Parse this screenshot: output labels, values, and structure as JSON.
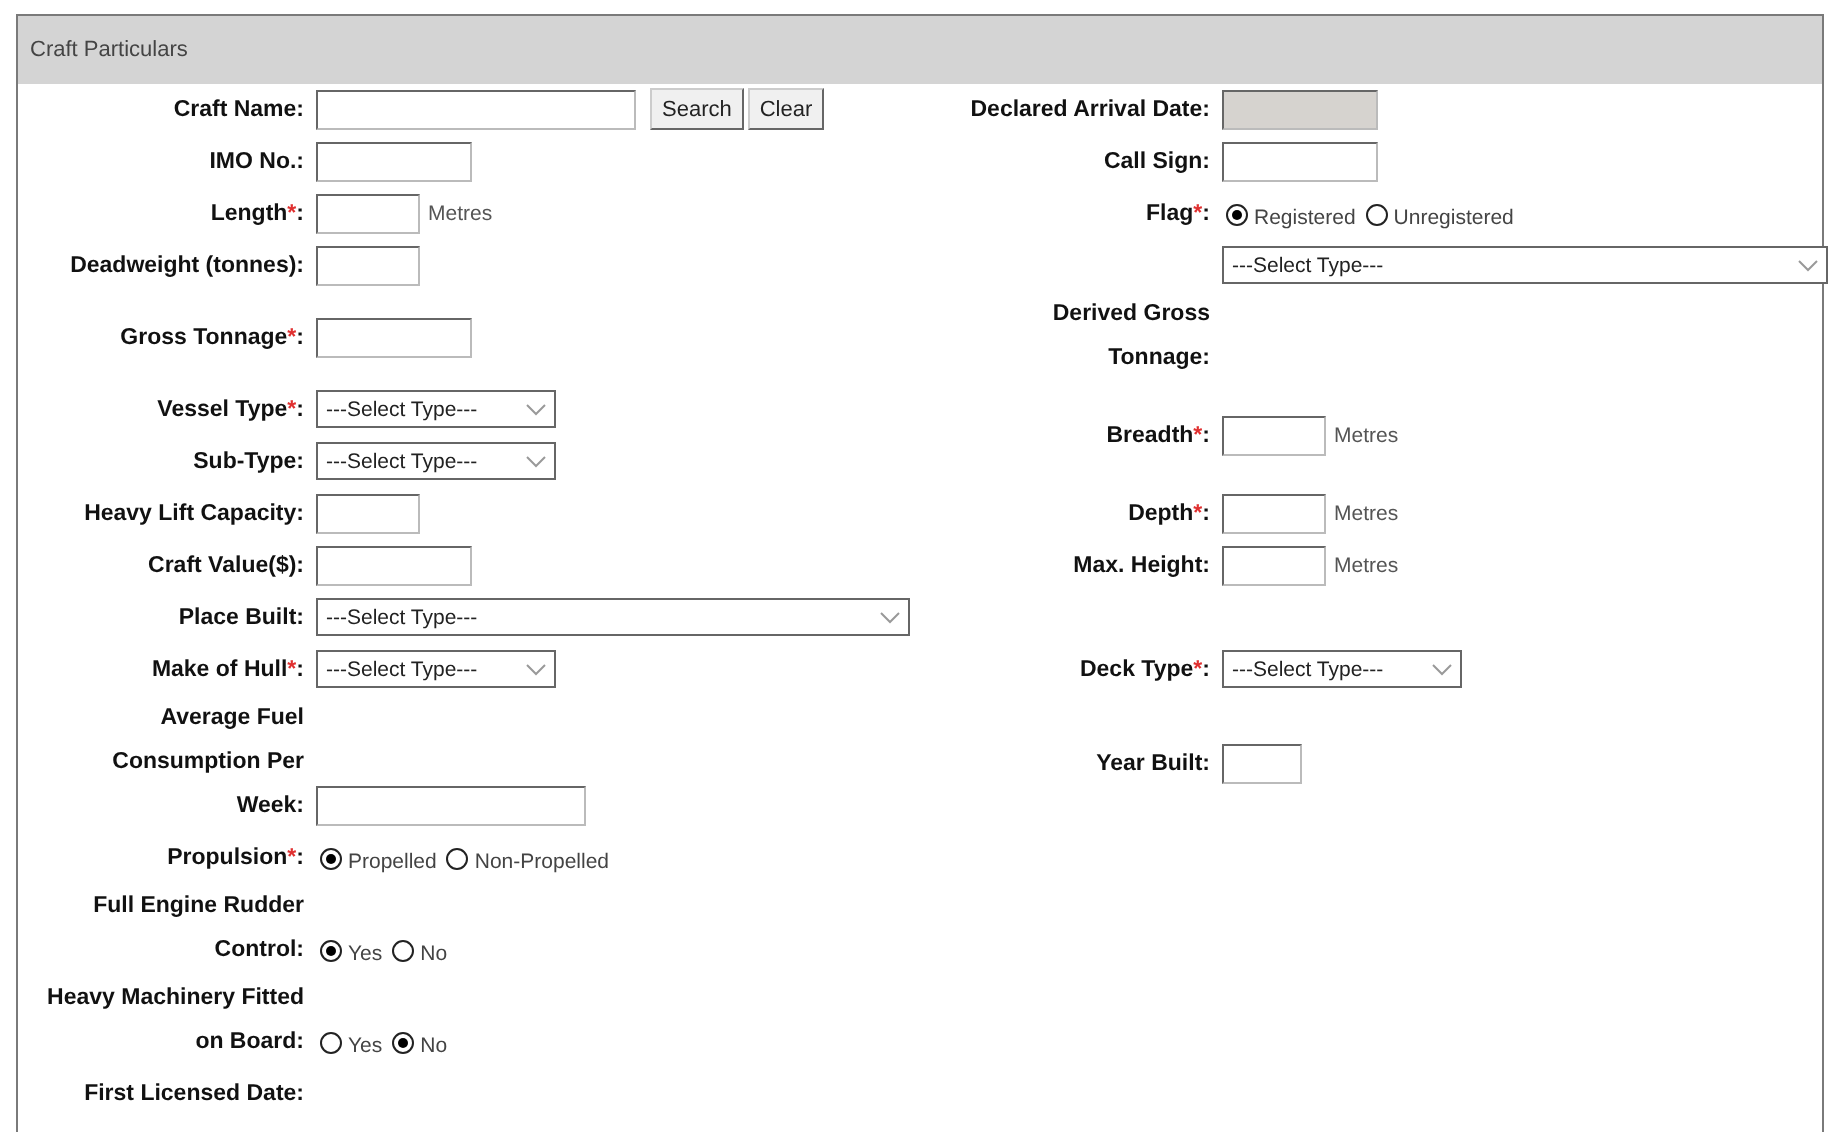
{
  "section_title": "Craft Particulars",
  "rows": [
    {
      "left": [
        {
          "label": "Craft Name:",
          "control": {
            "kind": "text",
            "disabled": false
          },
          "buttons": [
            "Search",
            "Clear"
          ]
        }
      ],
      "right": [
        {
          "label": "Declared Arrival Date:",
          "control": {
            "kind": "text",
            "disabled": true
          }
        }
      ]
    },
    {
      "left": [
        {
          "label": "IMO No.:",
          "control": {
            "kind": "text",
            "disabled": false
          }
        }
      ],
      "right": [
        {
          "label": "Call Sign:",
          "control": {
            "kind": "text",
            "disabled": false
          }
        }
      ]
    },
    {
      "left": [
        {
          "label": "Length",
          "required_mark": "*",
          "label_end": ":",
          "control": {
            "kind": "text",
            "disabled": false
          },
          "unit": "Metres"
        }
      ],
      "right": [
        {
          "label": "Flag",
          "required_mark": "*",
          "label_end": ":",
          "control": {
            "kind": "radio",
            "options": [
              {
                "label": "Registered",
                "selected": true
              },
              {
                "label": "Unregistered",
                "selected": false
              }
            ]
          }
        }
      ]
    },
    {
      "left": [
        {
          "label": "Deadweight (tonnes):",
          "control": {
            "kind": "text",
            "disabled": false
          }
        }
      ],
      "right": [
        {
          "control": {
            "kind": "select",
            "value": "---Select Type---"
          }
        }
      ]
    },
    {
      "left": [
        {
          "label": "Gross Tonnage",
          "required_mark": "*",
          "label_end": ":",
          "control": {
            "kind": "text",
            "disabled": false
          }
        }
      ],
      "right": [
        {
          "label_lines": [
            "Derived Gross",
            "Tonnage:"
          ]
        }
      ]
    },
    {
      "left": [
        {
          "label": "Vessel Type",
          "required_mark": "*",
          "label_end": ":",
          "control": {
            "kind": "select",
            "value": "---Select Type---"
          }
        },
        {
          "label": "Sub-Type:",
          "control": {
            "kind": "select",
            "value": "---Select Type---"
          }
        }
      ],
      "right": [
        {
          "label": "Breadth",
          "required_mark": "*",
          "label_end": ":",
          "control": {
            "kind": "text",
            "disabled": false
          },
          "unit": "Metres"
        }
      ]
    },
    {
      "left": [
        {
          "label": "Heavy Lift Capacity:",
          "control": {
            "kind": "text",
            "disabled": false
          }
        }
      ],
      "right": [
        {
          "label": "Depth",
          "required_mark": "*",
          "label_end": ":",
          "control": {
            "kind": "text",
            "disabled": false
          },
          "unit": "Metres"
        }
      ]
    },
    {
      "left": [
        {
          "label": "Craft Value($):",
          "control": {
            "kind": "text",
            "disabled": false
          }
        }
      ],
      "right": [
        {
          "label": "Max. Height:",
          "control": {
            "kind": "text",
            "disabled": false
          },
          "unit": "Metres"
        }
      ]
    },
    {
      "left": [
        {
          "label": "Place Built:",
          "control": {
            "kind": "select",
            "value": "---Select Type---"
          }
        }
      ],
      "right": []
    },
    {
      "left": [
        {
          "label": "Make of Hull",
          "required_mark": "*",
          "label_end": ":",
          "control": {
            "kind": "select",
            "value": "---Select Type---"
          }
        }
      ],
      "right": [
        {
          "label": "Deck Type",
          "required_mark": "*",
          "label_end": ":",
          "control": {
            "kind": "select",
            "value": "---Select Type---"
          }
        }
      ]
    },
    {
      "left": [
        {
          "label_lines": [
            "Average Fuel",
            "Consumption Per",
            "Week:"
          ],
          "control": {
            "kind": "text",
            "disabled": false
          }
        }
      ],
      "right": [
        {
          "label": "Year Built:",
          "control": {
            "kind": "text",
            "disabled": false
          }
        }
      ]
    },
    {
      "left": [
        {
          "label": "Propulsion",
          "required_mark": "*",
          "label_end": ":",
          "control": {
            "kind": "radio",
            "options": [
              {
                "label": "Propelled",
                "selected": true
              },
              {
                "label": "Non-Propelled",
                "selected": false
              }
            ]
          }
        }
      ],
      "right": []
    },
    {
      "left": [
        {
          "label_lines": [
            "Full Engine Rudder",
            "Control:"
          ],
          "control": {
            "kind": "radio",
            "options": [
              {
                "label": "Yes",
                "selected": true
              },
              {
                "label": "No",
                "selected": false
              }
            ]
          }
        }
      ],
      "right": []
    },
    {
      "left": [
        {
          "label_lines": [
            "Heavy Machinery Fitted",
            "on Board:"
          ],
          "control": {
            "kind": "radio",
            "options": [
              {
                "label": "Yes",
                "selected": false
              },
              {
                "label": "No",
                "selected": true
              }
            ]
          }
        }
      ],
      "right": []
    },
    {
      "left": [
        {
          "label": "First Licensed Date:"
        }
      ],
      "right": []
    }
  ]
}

> **What is being asked**
Every record above should be written out again exactly; the pictures stay out of the copy.

> **The answer**
Parse this screenshot: output labels, values, and structure as JSON.
{
  "section_title": "Craft Particulars",
  "rows": [
    {
      "left": [
        {
          "label": "Craft Name:",
          "control": {
            "kind": "text",
            "disabled": false
          },
          "buttons": [
            "Search",
            "Clear"
          ]
        }
      ],
      "right": [
        {
          "label": "Declared Arrival Date:",
          "control": {
            "kind": "text",
            "disabled": true
          }
        }
      ]
    },
    {
      "left": [
        {
          "label": "IMO No.:",
          "control": {
            "kind": "text",
            "disabled": false
          }
        }
      ],
      "right": [
        {
          "label": "Call Sign:",
          "control": {
            "kind": "text",
            "disabled": false
          }
        }
      ]
    },
    {
      "left": [
        {
          "label": "Length",
          "required_mark": "*",
          "label_end": ":",
          "control": {
            "kind": "text",
            "disabled": false
          },
          "unit": "Metres"
        }
      ],
      "right": [
        {
          "label": "Flag",
          "required_mark": "*",
          "label_end": ":",
          "control": {
            "kind": "radio",
            "options": [
              {
                "label": "Registered",
                "selected": true
              },
              {
                "label": "Unregistered",
                "selected": false
              }
            ]
          }
        }
      ]
    },
    {
      "left": [
        {
          "label": "Deadweight (tonnes):",
          "control": {
            "kind": "text",
            "disabled": false
          }
        }
      ],
      "right": [
        {
          "control": {
            "kind": "select",
            "value": "---Select Type---"
          }
        }
      ]
    },
    {
      "left": [
        {
          "label": "Gross Tonnage",
          "required_mark": "*",
          "label_end": ":",
          "control": {
            "kind": "text",
            "disabled": false
          }
        }
      ],
      "right": [
        {
          "label_lines": [
            "Derived Gross",
            "Tonnage:"
          ]
        }
      ]
    },
    {
      "left": [
        {
          "label": "Vessel Type",
          "required_mark": "*",
          "label_end": ":",
          "control": {
            "kind": "select",
            "value": "---Select Type---"
          }
        },
        {
          "label": "Sub-Type:",
          "control": {
            "kind": "select",
            "value": "---Select Type---"
          }
        }
      ],
      "right": [
        {
          "label": "Breadth",
          "required_mark": "*",
          "label_end": ":",
          "control": {
            "kind": "text",
            "disabled": false
          },
          "unit": "Metres"
        }
      ]
    },
    {
      "left": [
        {
          "label": "Heavy Lift Capacity:",
          "control": {
            "kind": "text",
            "disabled": false
          }
        }
      ],
      "right": [
        {
          "label": "Depth",
          "required_mark": "*",
          "label_end": ":",
          "control": {
            "kind": "text",
            "disabled": false
          },
          "unit": "Metres"
        }
      ]
    },
    {
      "left": [
        {
          "label": "Craft Value($):",
          "control": {
            "kind": "text",
            "disabled": false
          }
        }
      ],
      "right": [
        {
          "label": "Max. Height:",
          "control": {
            "kind": "text",
            "disabled": false
          },
          "unit": "Metres"
        }
      ]
    },
    {
      "left": [
        {
          "label": "Place Built:",
          "control": {
            "kind": "select",
            "value": "---Select Type---"
          }
        }
      ],
      "right": []
    },
    {
      "left": [
        {
          "label": "Make of Hull",
          "required_mark": "*",
          "label_end": ":",
          "control": {
            "kind": "select",
            "value": "---Select Type---"
          }
        }
      ],
      "right": [
        {
          "label": "Deck Type",
          "required_mark": "*",
          "label_end": ":",
          "control": {
            "kind": "select",
            "value": "---Select Type---"
          }
        }
      ]
    },
    {
      "left": [
        {
          "label_lines": [
            "Average Fuel",
            "Consumption Per",
            "Week:"
          ],
          "control": {
            "kind": "text",
            "disabled": false
          }
        }
      ],
      "right": [
        {
          "label": "Year Built:",
          "control": {
            "kind": "text",
            "disabled": false
          }
        }
      ]
    },
    {
      "left": [
        {
          "label": "Propulsion",
          "required_mark": "*",
          "label_end": ":",
          "control": {
            "kind": "radio",
            "options": [
              {
                "label": "Propelled",
                "selected": true
              },
              {
                "label": "Non-Propelled",
                "selected": false
              }
            ]
          }
        }
      ],
      "right": []
    },
    {
      "left": [
        {
          "label_lines": [
            "Full Engine Rudder",
            "Control:"
          ],
          "control": {
            "kind": "radio",
            "options": [
              {
                "label": "Yes",
                "selected": true
              },
              {
                "label": "No",
                "selected": false
              }
            ]
          }
        }
      ],
      "right": []
    },
    {
      "left": [
        {
          "label_lines": [
            "Heavy Machinery Fitted",
            "on Board:"
          ],
          "control": {
            "kind": "radio",
            "options": [
              {
                "label": "Yes",
                "selected": false
              },
              {
                "label": "No",
                "selected": true
              }
            ]
          }
        }
      ],
      "right": []
    },
    {
      "left": [
        {
          "label": "First Licensed Date:"
        }
      ],
      "right": []
    }
  ]
}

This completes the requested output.